(Aim of the task): Copy out word for word the part of the data that opens with the line containing "Text: 1: 1 [215,93,221,103]" and closes with the line containing "Text: 16-JUN-2017: 16-JUN-2017", including both of those lines.

(Given records):
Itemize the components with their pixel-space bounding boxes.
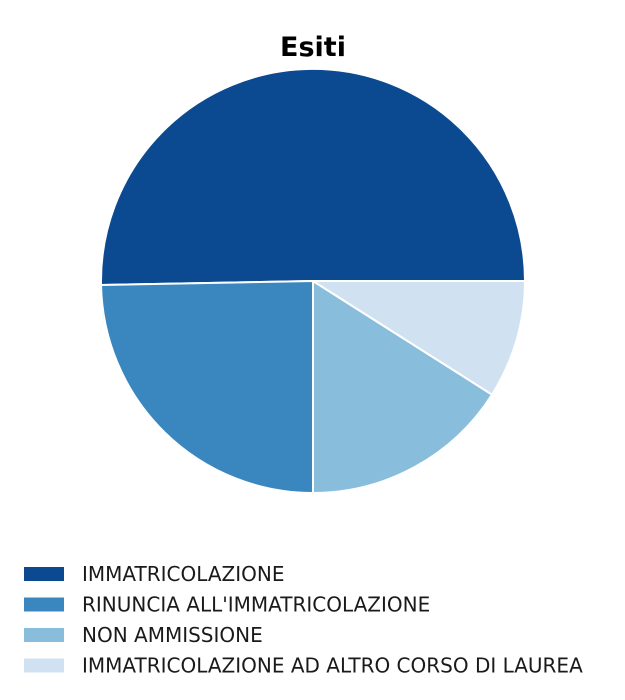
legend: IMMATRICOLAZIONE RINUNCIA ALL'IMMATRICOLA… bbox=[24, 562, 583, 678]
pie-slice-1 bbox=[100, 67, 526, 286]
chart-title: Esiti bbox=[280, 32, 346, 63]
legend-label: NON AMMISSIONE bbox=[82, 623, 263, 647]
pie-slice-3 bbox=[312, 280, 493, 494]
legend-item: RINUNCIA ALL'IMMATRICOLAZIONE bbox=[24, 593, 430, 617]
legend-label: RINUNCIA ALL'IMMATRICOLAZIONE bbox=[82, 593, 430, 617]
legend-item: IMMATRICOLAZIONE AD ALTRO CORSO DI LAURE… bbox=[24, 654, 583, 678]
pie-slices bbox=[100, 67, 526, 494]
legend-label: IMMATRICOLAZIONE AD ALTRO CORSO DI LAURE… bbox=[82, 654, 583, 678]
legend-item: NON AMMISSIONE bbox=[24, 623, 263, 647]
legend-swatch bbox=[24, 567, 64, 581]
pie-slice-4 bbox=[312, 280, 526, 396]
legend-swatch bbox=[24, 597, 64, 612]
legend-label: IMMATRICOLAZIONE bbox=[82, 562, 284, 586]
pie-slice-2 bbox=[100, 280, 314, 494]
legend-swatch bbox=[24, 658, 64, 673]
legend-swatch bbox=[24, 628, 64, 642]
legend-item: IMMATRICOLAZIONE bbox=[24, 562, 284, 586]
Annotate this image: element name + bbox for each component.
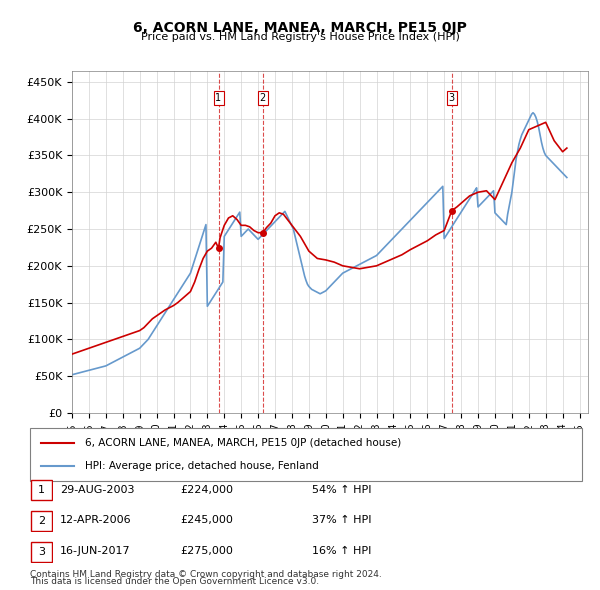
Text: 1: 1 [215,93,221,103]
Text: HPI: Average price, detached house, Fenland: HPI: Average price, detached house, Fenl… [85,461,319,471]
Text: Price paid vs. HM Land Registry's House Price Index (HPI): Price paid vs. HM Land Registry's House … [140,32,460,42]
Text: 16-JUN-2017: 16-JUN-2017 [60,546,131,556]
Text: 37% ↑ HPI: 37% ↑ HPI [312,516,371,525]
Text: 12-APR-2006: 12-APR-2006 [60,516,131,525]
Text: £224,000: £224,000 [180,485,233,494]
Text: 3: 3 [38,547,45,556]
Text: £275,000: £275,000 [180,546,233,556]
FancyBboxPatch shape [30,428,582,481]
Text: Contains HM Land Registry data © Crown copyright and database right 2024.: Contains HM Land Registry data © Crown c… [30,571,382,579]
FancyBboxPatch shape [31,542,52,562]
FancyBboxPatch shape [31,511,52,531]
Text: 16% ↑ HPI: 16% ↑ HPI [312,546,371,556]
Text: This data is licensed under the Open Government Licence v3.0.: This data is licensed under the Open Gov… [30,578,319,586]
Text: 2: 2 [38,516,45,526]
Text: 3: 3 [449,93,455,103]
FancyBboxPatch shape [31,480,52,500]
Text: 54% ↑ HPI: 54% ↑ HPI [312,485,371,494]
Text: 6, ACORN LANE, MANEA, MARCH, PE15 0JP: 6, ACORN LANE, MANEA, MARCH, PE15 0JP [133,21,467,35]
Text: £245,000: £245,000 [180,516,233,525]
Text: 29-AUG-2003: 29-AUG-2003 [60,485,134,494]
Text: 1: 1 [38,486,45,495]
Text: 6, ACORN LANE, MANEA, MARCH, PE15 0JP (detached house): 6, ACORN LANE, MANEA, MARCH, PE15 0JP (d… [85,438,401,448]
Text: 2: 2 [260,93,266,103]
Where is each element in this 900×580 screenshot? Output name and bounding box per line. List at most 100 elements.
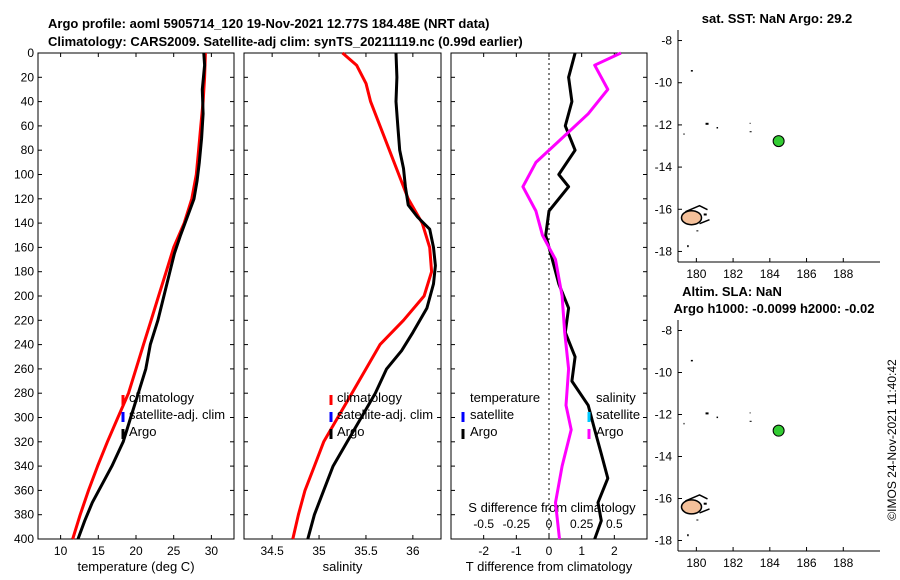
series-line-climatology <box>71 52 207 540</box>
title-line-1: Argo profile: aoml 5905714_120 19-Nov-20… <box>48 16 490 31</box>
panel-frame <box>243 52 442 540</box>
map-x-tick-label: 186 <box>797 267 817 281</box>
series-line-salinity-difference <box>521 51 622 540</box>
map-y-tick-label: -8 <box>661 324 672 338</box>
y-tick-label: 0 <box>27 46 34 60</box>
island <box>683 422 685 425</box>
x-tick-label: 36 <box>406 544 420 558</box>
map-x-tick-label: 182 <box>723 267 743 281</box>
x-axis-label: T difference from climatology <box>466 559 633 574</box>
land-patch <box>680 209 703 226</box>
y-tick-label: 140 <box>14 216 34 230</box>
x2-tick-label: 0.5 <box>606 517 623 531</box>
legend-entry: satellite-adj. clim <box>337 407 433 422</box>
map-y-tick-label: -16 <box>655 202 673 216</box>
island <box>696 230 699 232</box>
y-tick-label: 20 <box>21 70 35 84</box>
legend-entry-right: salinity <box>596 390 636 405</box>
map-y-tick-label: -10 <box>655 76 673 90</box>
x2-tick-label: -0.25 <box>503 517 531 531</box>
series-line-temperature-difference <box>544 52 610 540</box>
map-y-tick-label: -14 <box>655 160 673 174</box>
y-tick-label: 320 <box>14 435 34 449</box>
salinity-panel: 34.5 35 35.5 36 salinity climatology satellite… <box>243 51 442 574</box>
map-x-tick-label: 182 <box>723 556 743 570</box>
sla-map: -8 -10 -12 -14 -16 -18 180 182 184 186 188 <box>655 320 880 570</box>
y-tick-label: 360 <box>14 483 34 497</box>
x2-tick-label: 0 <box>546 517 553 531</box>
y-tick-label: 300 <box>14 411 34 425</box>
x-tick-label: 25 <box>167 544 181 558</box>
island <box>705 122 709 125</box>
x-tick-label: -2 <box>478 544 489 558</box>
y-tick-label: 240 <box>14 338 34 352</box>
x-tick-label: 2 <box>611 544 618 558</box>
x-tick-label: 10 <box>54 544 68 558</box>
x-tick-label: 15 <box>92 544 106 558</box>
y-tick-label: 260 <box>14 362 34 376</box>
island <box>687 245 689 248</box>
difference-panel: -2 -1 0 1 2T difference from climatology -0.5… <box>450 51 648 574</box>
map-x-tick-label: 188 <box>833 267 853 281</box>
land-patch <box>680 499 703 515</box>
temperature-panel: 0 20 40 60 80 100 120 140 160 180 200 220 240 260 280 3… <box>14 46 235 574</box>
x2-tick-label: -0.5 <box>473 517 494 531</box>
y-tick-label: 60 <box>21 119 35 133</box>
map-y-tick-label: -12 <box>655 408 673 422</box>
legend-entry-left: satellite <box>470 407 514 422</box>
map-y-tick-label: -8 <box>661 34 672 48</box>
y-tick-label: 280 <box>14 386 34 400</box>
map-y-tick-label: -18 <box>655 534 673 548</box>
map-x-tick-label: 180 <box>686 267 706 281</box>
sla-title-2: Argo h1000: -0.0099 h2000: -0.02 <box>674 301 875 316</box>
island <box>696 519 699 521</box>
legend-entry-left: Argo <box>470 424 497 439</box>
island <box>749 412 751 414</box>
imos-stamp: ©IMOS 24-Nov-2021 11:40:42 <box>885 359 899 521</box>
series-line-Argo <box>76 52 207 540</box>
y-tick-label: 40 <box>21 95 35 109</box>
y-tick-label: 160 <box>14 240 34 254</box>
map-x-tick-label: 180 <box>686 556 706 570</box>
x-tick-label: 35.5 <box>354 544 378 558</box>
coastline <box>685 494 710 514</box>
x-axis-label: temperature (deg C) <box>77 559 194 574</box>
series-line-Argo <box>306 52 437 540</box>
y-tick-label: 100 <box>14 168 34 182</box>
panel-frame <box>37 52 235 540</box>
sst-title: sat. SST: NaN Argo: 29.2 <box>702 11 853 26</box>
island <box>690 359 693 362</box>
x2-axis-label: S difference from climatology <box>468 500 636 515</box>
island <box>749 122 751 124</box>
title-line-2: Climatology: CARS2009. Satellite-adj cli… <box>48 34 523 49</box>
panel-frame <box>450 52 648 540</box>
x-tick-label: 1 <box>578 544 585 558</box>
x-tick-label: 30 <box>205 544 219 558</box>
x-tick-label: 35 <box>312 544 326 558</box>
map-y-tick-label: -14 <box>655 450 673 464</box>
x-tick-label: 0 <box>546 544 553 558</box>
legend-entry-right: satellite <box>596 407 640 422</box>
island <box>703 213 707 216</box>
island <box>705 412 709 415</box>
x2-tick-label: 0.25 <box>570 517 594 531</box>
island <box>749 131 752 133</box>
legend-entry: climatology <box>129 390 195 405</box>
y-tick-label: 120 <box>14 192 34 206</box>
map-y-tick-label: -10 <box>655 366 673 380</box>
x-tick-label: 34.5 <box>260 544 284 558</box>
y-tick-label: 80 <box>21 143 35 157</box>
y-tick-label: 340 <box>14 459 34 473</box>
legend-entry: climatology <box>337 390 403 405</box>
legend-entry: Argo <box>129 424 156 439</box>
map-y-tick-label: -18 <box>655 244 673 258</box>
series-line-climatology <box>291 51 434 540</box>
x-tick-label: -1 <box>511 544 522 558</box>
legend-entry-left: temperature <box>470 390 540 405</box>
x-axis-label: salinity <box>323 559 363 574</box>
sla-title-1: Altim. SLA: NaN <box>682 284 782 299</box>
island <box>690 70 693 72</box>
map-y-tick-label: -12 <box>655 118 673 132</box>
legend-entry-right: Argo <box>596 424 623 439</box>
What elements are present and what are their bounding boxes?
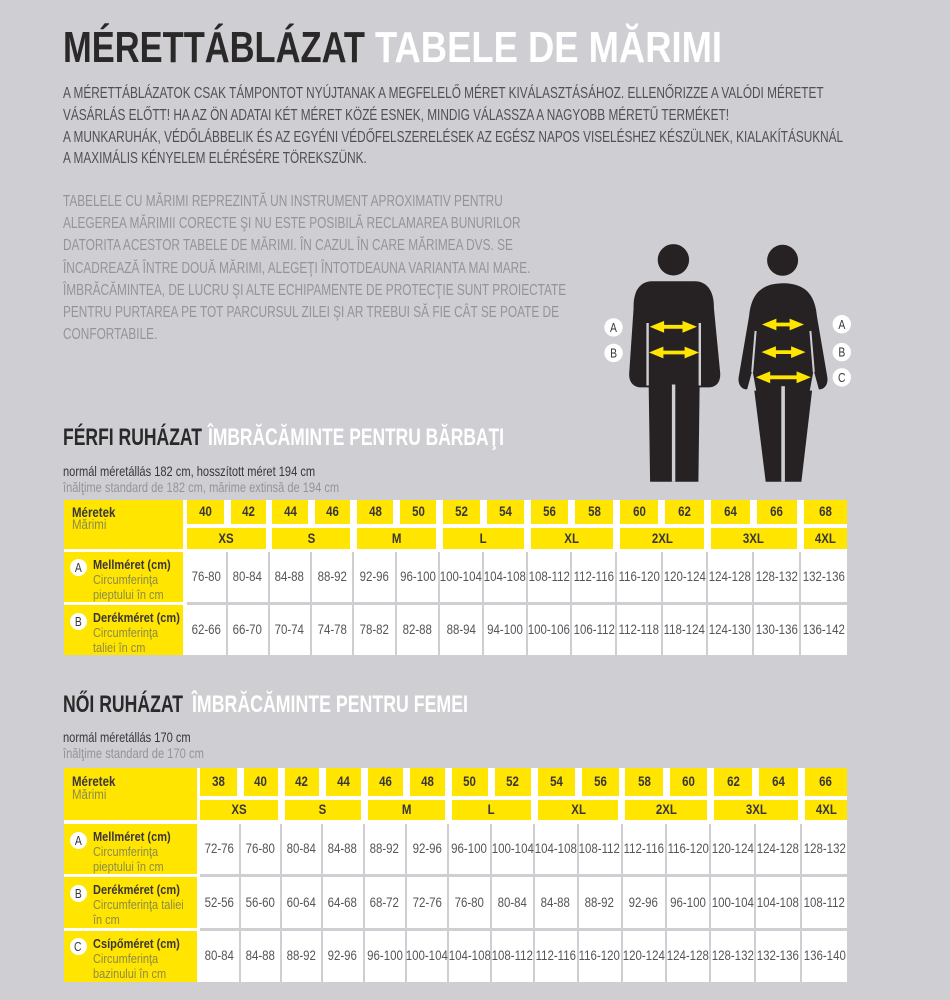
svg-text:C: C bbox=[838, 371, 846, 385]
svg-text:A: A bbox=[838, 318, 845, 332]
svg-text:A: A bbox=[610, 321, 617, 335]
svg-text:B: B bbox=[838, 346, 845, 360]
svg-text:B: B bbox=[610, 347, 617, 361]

(Answer below):
Text: 1: 1 [215,93,221,103]
Text: HPI: Average price, detached house, Fenland: HPI: Average price, detached house, Fenl… [85,461,319,471]
Text: Price paid vs. HM Land Registry's House Price Index (HPI): Price paid vs. HM Land Registry's House … [140,32,460,42]
Text: 16-JUN-2017: 16-JUN-2017 [60,546,131,556]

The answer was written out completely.